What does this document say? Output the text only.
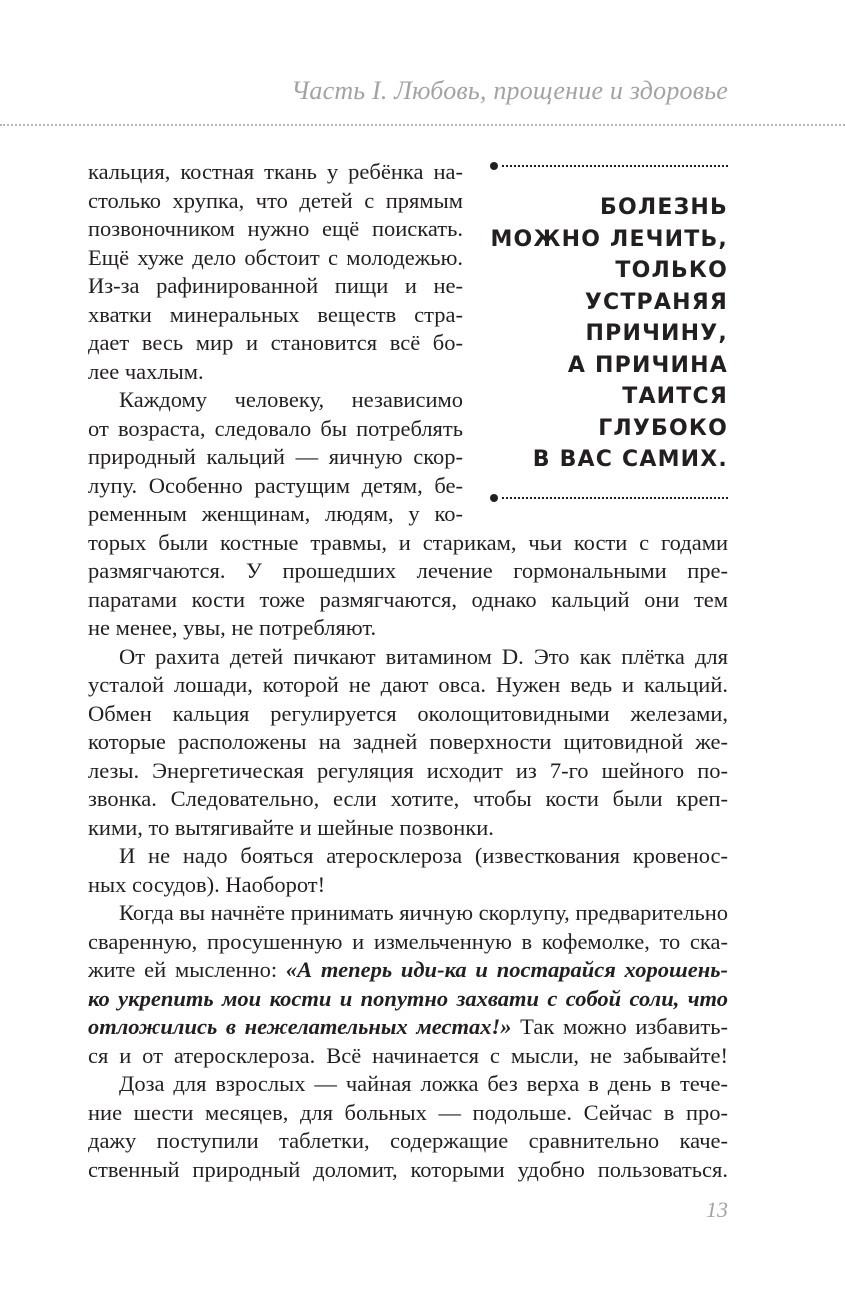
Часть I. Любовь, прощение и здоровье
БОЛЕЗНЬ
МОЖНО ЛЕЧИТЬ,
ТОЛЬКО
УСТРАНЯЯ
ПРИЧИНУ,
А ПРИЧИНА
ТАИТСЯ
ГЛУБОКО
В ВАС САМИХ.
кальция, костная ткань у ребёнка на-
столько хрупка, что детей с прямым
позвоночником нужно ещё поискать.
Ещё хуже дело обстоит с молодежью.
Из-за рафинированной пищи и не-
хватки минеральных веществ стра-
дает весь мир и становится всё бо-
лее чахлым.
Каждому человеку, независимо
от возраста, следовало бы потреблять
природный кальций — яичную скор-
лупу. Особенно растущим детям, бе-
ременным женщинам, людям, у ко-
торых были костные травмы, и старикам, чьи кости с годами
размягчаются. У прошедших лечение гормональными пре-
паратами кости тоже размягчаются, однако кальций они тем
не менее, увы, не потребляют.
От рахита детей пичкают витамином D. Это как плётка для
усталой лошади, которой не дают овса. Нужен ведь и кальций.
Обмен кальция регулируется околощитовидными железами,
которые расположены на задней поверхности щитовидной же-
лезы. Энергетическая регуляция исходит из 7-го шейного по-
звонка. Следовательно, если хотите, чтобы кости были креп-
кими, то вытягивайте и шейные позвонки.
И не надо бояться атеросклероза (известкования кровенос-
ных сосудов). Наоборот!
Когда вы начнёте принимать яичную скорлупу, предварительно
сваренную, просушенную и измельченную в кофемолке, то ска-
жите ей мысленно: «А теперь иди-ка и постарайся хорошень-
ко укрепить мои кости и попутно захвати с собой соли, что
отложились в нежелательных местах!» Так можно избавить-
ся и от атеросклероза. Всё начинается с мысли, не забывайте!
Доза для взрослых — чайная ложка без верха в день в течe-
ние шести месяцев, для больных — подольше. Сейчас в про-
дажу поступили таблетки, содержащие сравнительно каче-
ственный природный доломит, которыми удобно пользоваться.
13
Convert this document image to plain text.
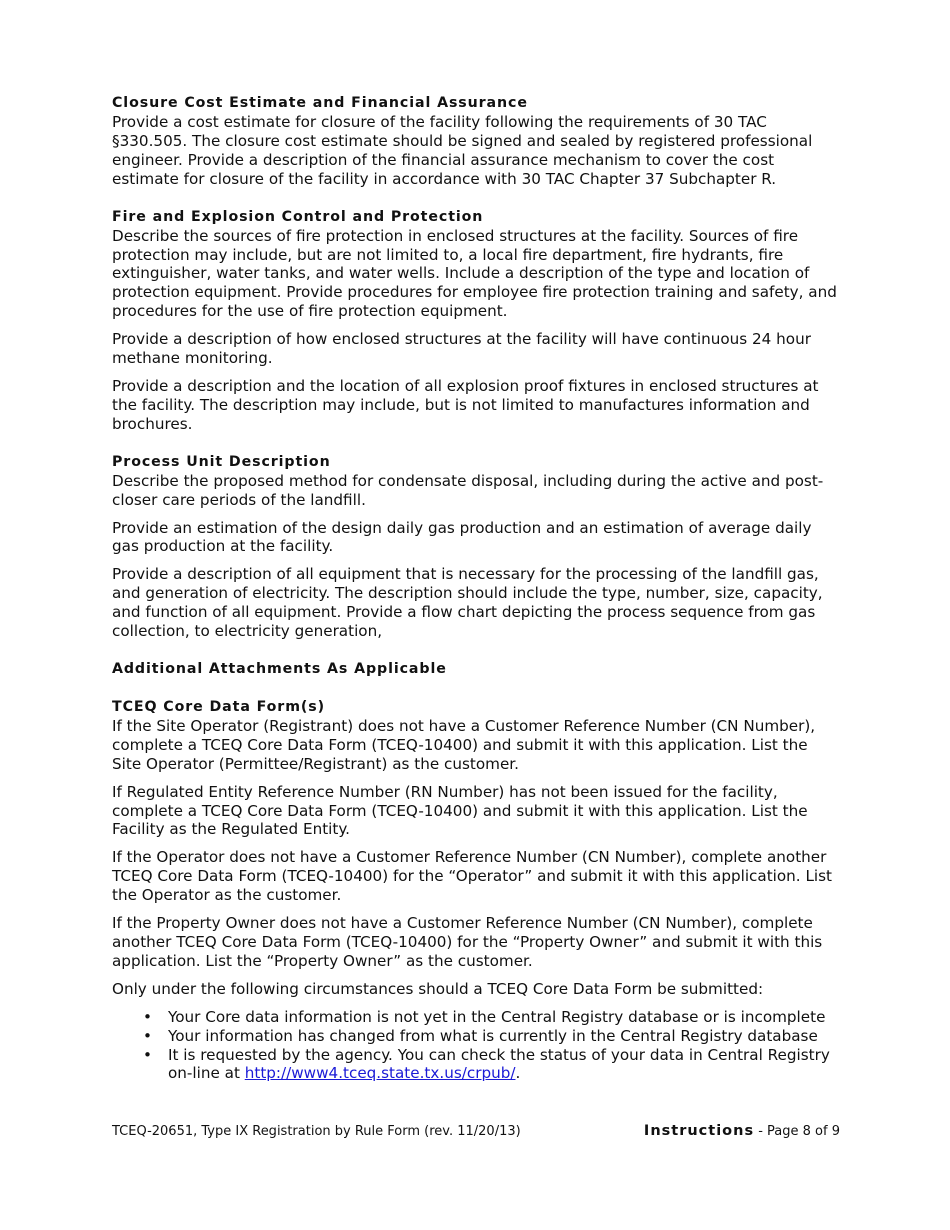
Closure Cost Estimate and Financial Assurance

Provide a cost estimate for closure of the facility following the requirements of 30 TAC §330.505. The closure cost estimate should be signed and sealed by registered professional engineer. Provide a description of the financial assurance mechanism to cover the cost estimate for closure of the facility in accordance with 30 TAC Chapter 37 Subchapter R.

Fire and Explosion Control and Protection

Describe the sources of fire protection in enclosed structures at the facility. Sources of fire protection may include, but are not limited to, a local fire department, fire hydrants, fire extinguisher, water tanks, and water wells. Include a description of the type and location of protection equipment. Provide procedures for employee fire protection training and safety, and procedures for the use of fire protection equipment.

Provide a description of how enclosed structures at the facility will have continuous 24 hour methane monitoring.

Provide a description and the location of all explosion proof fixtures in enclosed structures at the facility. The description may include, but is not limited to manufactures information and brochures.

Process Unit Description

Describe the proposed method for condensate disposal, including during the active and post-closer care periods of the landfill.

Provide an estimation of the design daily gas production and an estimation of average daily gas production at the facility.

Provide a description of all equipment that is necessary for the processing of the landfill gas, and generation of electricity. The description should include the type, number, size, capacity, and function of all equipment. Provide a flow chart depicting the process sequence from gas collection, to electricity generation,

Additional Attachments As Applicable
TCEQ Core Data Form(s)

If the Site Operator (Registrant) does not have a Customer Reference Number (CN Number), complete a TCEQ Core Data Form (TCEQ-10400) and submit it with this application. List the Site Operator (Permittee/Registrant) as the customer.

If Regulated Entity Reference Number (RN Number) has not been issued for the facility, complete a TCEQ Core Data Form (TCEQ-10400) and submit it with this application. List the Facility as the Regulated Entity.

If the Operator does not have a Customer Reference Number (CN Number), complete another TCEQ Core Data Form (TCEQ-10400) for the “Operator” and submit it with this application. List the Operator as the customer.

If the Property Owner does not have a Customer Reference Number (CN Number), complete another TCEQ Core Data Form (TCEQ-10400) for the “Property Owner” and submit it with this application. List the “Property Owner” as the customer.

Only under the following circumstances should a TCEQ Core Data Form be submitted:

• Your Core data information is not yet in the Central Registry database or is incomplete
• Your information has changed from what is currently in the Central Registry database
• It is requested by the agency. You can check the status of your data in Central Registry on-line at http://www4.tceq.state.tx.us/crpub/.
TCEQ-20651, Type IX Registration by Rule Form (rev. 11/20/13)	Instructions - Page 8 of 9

________________________

*Aim*
Leave out the pictures and restate everything else word for word.

*Response to this task*
What does this document say? Output the text only.
Часть I. Любовь, прощение и здоровье
БОЛЕЗНЬ
МОЖНО ЛЕЧИТЬ,
ТОЛЬКО
УСТРАНЯЯ
ПРИЧИНУ,
А ПРИЧИНА
ТАИТСЯ
ГЛУБОКО
В ВАС САМИХ.
кальция, костная ткань у ребёнка на-
столько хрупка, что детей с прямым
позвоночником нужно ещё поискать.
Ещё хуже дело обстоит с молодежью.
Из-за рафинированной пищи и не-
хватки минеральных веществ стра-
дает весь мир и становится всё бо-
лее чахлым.
Каждому человеку, независимо
от возраста, следовало бы потреблять
природный кальций — яичную скор-
лупу. Особенно растущим детям, бе-
ременным женщинам, людям, у ко-
торых были костные травмы, и старикам, чьи кости с годами
размягчаются. У прошедших лечение гормональными пре-
паратами кости тоже размягчаются, однако кальций они тем
не менее, увы, не потребляют.
От рахита детей пичкают витамином D. Это как плётка для
усталой лошади, которой не дают овса. Нужен ведь и кальций.
Обмен кальция регулируется околощитовидными железами,
которые расположены на задней поверхности щитовидной же-
лезы. Энергетическая регуляция исходит из 7-го шейного по-
звонка. Следовательно, если хотите, чтобы кости были креп-
кими, то вытягивайте и шейные позвонки.
И не надо бояться атеросклероза (известкования кровенос-
ных сосудов). Наоборот!
Когда вы начнёте принимать яичную скорлупу, предварительно
сваренную, просушенную и измельченную в кофемолке, то ска-
жите ей мысленно: «А теперь иди-ка и постарайся хорошень-
ко укрепить мои кости и попутно захвати с собой соли, что
отложились в нежелательных местах!» Так можно избавить-
ся и от атеросклероза. Всё начинается с мысли, не забывайте!
Доза для взрослых — чайная ложка без верха в день в течe-
ние шести месяцев, для больных — подольше. Сейчас в про-
дажу поступили таблетки, содержащие сравнительно каче-
ственный природный доломит, которыми удобно пользоваться.
13
Convert this document image to plain text.
Closure Cost Estimate and Financial Assurance

Provide a cost estimate for closure of the facility following the requirements of 30 TAC §330.505. The closure cost estimate should be signed and sealed by registered professional engineer. Provide a description of the financial assurance mechanism to cover the cost estimate for closure of the facility in accordance with 30 TAC Chapter 37 Subchapter R.

Fire and Explosion Control and Protection

Describe the sources of fire protection in enclosed structures at the facility. Sources of fire protection may include, but are not limited to, a local fire department, fire hydrants, fire extinguisher, water tanks, and water wells. Include a description of the type and location of protection equipment. Provide procedures for employee fire protection training and safety, and procedures for the use of fire protection equipment.

Provide a description of how enclosed structures at the facility will have continuous 24 hour methane monitoring.

Provide a description and the location of all explosion proof fixtures in enclosed structures at the facility. The description may include, but is not limited to manufactures information and brochures.

Process Unit Description

Describe the proposed method for condensate disposal, including during the active and post-closer care periods of the landfill.

Provide an estimation of the design daily gas production and an estimation of average daily gas production at the facility.

Provide a description of all equipment that is necessary for the processing of the landfill gas, and generation of electricity. The description should include the type, number, size, capacity, and function of all equipment. Provide a flow chart depicting the process sequence from gas collection, to electricity generation,

Additional Attachments As Applicable
TCEQ Core Data Form(s)

If the Site Operator (Registrant) does not have a Customer Reference Number (CN Number), complete a TCEQ Core Data Form (TCEQ-10400) and submit it with this application. List the Site Operator (Permittee/Registrant) as the customer.

If Regulated Entity Reference Number (RN Number) has not been issued for the facility, complete a TCEQ Core Data Form (TCEQ-10400) and submit it with this application. List the Facility as the Regulated Entity.

If the Operator does not have a Customer Reference Number (CN Number), complete another TCEQ Core Data Form (TCEQ-10400) for the “Operator” and submit it with this application. List the Operator as the customer.

If the Property Owner does not have a Customer Reference Number (CN Number), complete another TCEQ Core Data Form (TCEQ-10400) for the “Property Owner” and submit it with this application. List the “Property Owner” as the customer.

Only under the following circumstances should a TCEQ Core Data Form be submitted:

• Your Core data information is not yet in the Central Registry database or is incomplete
• Your information has changed from what is currently in the Central Registry database
• It is requested by the agency. You can check the status of your data in Central Registry on-line at http://www4.tceq.state.tx.us/crpub/.
TCEQ-20651, Type IX Registration by Rule Form (rev. 11/20/13)	Instructions - Page 8 of 9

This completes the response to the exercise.